(Document text records)
····················

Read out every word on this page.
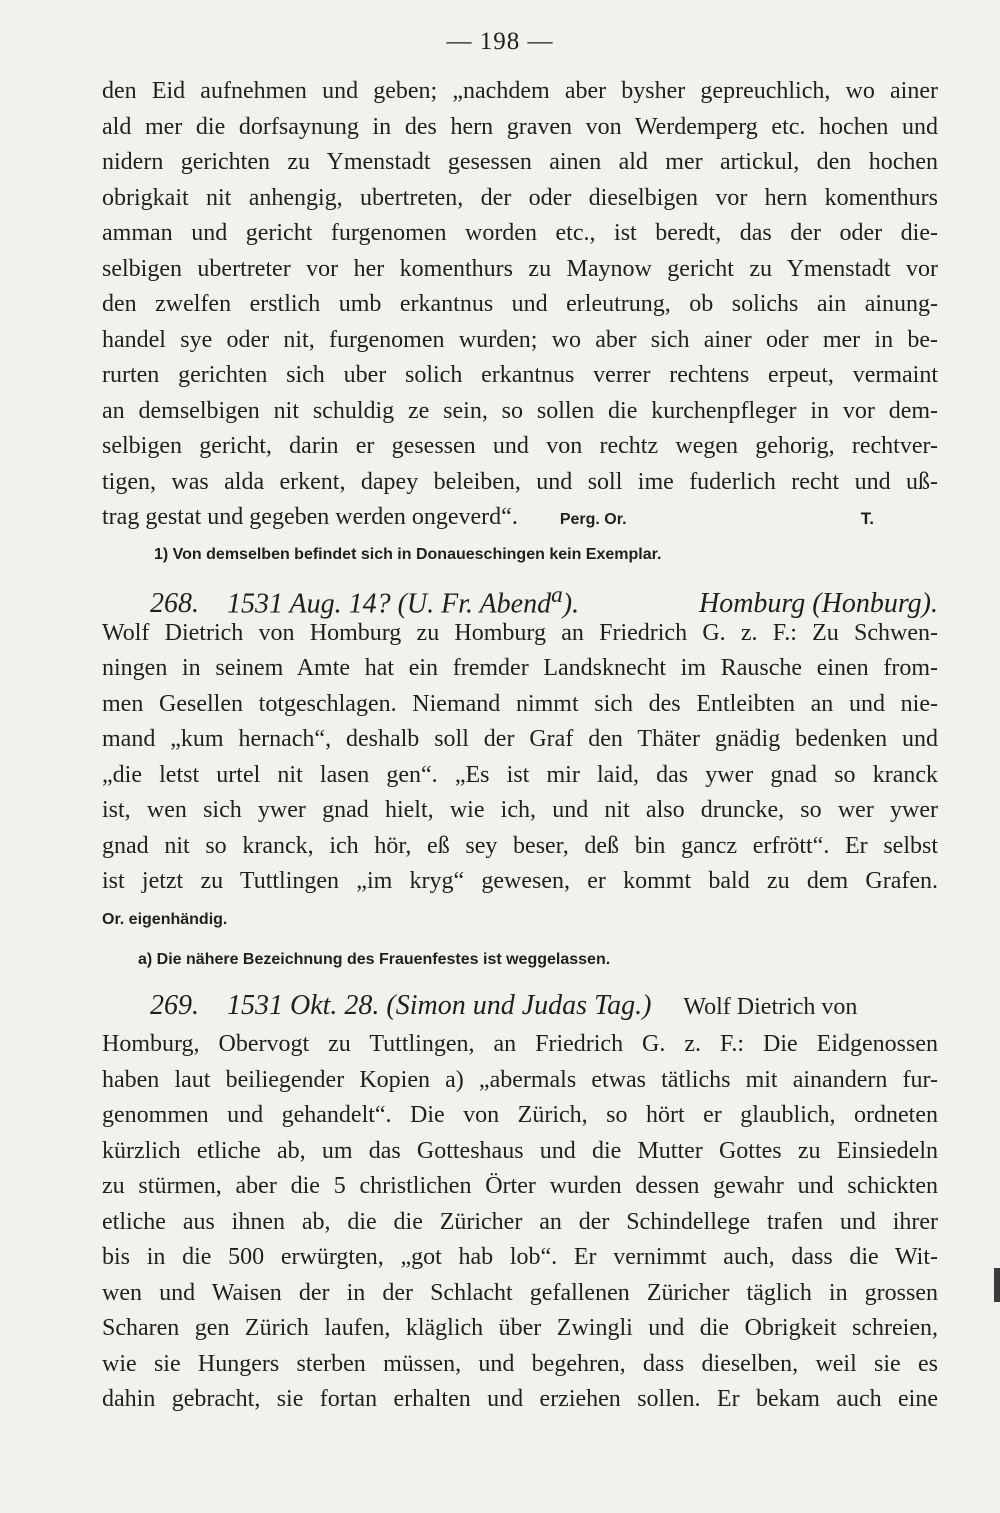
— 198 —
den Eid aufnehmen und geben; „nachdem aber bysher gepreuchlich, wo ainer
ald mer die dorfsaynung in des hern graven von Werdemperg etc. hochen und
nidern gerichten zu Ymenstadt gesessen ainen ald mer artickul, den hochen
obrigkait nit anhengig, ubertreten, der oder dieselbigen vor hern komenthurs
amman und gericht furgenomen worden etc., ist beredt, das der oder die-
selbigen ubertreter vor her komenthurs zu Maynow gericht zu Ymenstadt vor
den zwelfen erstlich umb erkantnus und erleutrung, ob solichs ain ainung-
handel sye oder nit, furgenomen wurden; wo aber sich ainer oder mer in be-
rurten gerichten sich uber solich erkantnus verrer rechtens erpeut, vermaint
an demselbigen nit schuldig ze sein, so sollen die kurchenpfleger in vor dem-
selbigen gericht, darin er gesessen und von rechtz wegen gehorig, rechtver-
tigen, was alda erkent, dapey beleiben, und soll ime fuderlich recht und uß-
trag gestat und gegeben werden ongeverd“.	Perg. Or.	T.
1) Von demselben befindet sich in Donaueschingen kein Exemplar.
268. 1531 Aug. 14? (U. Fr. Abend$^a$).	Homburg (Honburg).
Wolf Dietrich von Homburg zu Homburg an Friedrich G. z. F.: Zu Schwen-
ningen in seinem Amte hat ein fremder Landsknecht im Rausche einen from-
men Gesellen totgeschlagen. Niemand nimmt sich des Entleibten an und nie-
mand „kum hernach“, deshalb soll der Graf den Thäter gnädig bedenken und
„die letst urtel nit lasen gen“. „Es ist mir laid, das ywer gnad so kranck
ist, wen sich ywer gnad hielt, wie ich, und nit also druncke, so wer ywer
gnad nit so kranck, ich hör, eß sey beser, deß bin gancz erfrött“. Er selbst
ist jetzt zu Tuttlingen „im kryg“ gewesen, er kommt bald zu dem Grafen.
Or. eigenhändig.
a) Die nähere Bezeichnung des Frauenfestes ist weggelassen.
269. 1531 Okt. 28. (Simon und Judas Tag.) Wolf Dietrich von
Homburg, Obervogt zu Tuttlingen, an Friedrich G. z. F.: Die Eidgenossen
haben laut beiliegender Kopien a) „abermals etwas tätlichs mit ainandern fur-
genommen und gehandelt“. Die von Zürich, so hört er glaublich, ordneten
kürzlich etliche ab, um das Gotteshaus und die Mutter Gottes zu Einsiedeln
zu stürmen, aber die 5 christlichen Örter wurden dessen gewahr und schickten
etliche aus ihnen ab, die die Züricher an der Schindellege trafen und ihrer
bis in die 500 erwürgten, „got hab lob“. Er vernimmt auch, dass die Wit-
wen und Waisen der in der Schlacht gefallenen Züricher täglich in grossen
Scharen gen Zürich laufen, kläglich über Zwingli und die Obrigkeit schreien,
wie sie Hungers sterben müssen, und begehren, dass dieselben, weil sie es
dahin gebracht, sie fortan erhalten und erziehen sollen. Er bekam auch eine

····················

WORK TASK:
Please print every record exactly, leaving out the pictures.

TASK RESPONSE:
Read out every word on this page.
— 198 —
den Eid aufnehmen und geben; „nachdem aber bysher gepreuchlich, wo ainer
ald mer die dorfsaynung in des hern graven von Werdemperg etc. hochen und
nidern gerichten zu Ymenstadt gesessen ainen ald mer artickul, den hochen
obrigkait nit anhengig, ubertreten, der oder dieselbigen vor hern komenthurs
amman und gericht furgenomen worden etc., ist beredt, das der oder die-
selbigen ubertreter vor her komenthurs zu Maynow gericht zu Ymenstadt vor
den zwelfen erstlich umb erkantnus und erleutrung, ob solichs ain ainung-
handel sye oder nit, furgenomen wurden; wo aber sich ainer oder mer in be-
rurten gerichten sich uber solich erkantnus verrer rechtens erpeut, vermaint
an demselbigen nit schuldig ze sein, so sollen die kurchenpfleger in vor dem-
selbigen gericht, darin er gesessen und von rechtz wegen gehorig, rechtver-
tigen, was alda erkent, dapey beleiben, und soll ime fuderlich recht und uß-
trag gestat und gegeben werden ongeverd“.	Perg. Or.	T.
1) Von demselben befindet sich in Donaueschingen kein Exemplar.
268. 1531 Aug. 14? (U. Fr. Abend$^a$).	Homburg (Honburg).
Wolf Dietrich von Homburg zu Homburg an Friedrich G. z. F.: Zu Schwen-
ningen in seinem Amte hat ein fremder Landsknecht im Rausche einen from-
men Gesellen totgeschlagen. Niemand nimmt sich des Entleibten an und nie-
mand „kum hernach“, deshalb soll der Graf den Thäter gnädig bedenken und
„die letst urtel nit lasen gen“. „Es ist mir laid, das ywer gnad so kranck
ist, wen sich ywer gnad hielt, wie ich, und nit also druncke, so wer ywer
gnad nit so kranck, ich hör, eß sey beser, deß bin gancz erfrött“. Er selbst
ist jetzt zu Tuttlingen „im kryg“ gewesen, er kommt bald zu dem Grafen.
Or. eigenhändig.
a) Die nähere Bezeichnung des Frauenfestes ist weggelassen.
269. 1531 Okt. 28. (Simon und Judas Tag.) Wolf Dietrich von
Homburg, Obervogt zu Tuttlingen, an Friedrich G. z. F.: Die Eidgenossen
haben laut beiliegender Kopien a) „abermals etwas tätlichs mit ainandern fur-
genommen und gehandelt“. Die von Zürich, so hört er glaublich, ordneten
kürzlich etliche ab, um das Gotteshaus und die Mutter Gottes zu Einsiedeln
zu stürmen, aber die 5 christlichen Örter wurden dessen gewahr und schickten
etliche aus ihnen ab, die die Züricher an der Schindellege trafen und ihrer
bis in die 500 erwürgten, „got hab lob“. Er vernimmt auch, dass die Wit-
wen und Waisen der in der Schlacht gefallenen Züricher täglich in grossen
Scharen gen Zürich laufen, kläglich über Zwingli und die Obrigkeit schreien,
wie sie Hungers sterben müssen, und begehren, dass dieselben, weil sie es
dahin gebracht, sie fortan erhalten und erziehen sollen. Er bekam auch eine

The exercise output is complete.